Work required: Lines that include the word "winnings" are the ones to copy.

===== Stored rows

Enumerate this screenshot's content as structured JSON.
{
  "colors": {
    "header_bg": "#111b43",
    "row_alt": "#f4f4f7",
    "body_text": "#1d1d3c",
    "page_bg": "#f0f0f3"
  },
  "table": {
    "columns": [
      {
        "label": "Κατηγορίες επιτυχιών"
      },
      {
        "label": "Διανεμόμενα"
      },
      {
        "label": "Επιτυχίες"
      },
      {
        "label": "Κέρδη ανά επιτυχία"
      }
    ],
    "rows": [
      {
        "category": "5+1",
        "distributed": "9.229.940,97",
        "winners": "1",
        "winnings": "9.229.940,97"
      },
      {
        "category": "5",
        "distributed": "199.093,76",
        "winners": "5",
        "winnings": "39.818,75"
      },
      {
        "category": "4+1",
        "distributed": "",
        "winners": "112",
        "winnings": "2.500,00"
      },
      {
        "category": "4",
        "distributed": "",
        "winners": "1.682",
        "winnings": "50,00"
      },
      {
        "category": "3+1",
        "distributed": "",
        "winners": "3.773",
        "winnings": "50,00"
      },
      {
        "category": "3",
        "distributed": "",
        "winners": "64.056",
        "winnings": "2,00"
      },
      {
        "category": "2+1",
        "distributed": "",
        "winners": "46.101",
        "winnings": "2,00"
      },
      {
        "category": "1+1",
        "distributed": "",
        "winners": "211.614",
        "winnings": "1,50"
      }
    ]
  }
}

==========
===== Stored rows

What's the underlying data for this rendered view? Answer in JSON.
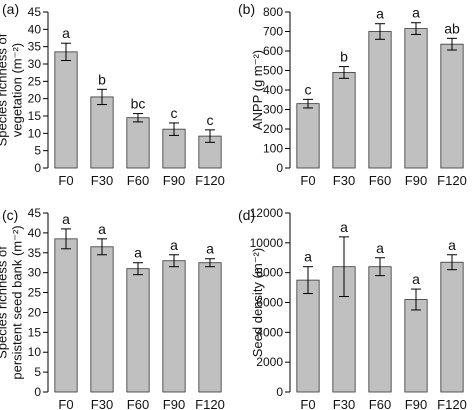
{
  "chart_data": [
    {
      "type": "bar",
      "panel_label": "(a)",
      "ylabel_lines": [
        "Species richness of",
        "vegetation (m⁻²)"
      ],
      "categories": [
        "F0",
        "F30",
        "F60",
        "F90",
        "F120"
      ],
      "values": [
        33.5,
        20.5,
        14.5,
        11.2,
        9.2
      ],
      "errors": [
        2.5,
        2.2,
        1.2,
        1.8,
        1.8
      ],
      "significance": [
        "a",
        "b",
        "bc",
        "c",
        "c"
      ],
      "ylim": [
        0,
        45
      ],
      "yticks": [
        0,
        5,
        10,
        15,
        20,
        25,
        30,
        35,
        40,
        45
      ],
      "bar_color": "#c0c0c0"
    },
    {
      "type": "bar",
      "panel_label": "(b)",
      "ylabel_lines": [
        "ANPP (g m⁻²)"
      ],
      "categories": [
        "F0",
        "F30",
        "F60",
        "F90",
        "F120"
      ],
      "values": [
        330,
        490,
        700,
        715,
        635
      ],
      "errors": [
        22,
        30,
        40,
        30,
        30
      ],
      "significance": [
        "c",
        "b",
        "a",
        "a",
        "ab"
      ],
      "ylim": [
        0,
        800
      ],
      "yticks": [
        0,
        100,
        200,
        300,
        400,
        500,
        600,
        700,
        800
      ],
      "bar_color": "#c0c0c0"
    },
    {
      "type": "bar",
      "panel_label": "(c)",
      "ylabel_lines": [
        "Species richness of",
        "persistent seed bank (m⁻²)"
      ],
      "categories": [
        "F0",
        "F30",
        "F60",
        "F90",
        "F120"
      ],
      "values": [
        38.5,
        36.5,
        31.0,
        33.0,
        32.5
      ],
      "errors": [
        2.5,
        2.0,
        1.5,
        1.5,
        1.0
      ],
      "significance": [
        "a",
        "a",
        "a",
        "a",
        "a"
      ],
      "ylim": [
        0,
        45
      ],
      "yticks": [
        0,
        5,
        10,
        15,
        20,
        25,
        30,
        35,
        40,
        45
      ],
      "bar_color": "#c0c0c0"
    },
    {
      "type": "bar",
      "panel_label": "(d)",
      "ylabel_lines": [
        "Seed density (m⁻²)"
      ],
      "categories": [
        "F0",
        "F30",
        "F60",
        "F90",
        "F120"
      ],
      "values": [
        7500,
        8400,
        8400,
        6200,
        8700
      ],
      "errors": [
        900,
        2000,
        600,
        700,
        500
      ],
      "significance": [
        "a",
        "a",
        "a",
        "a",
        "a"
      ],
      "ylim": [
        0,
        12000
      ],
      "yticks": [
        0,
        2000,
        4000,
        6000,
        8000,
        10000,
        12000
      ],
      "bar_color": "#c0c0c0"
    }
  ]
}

==========

Result of the task:
        "winnings": "9.229.940,97"
        "winnings": "39.818,75"
        "winnings": "2.500,00"
        "winnings": "50,00"
        "winnings": "50,00"
        "winnings": "2,00"
        "winnings": "2,00"
        "winnings": "1,50"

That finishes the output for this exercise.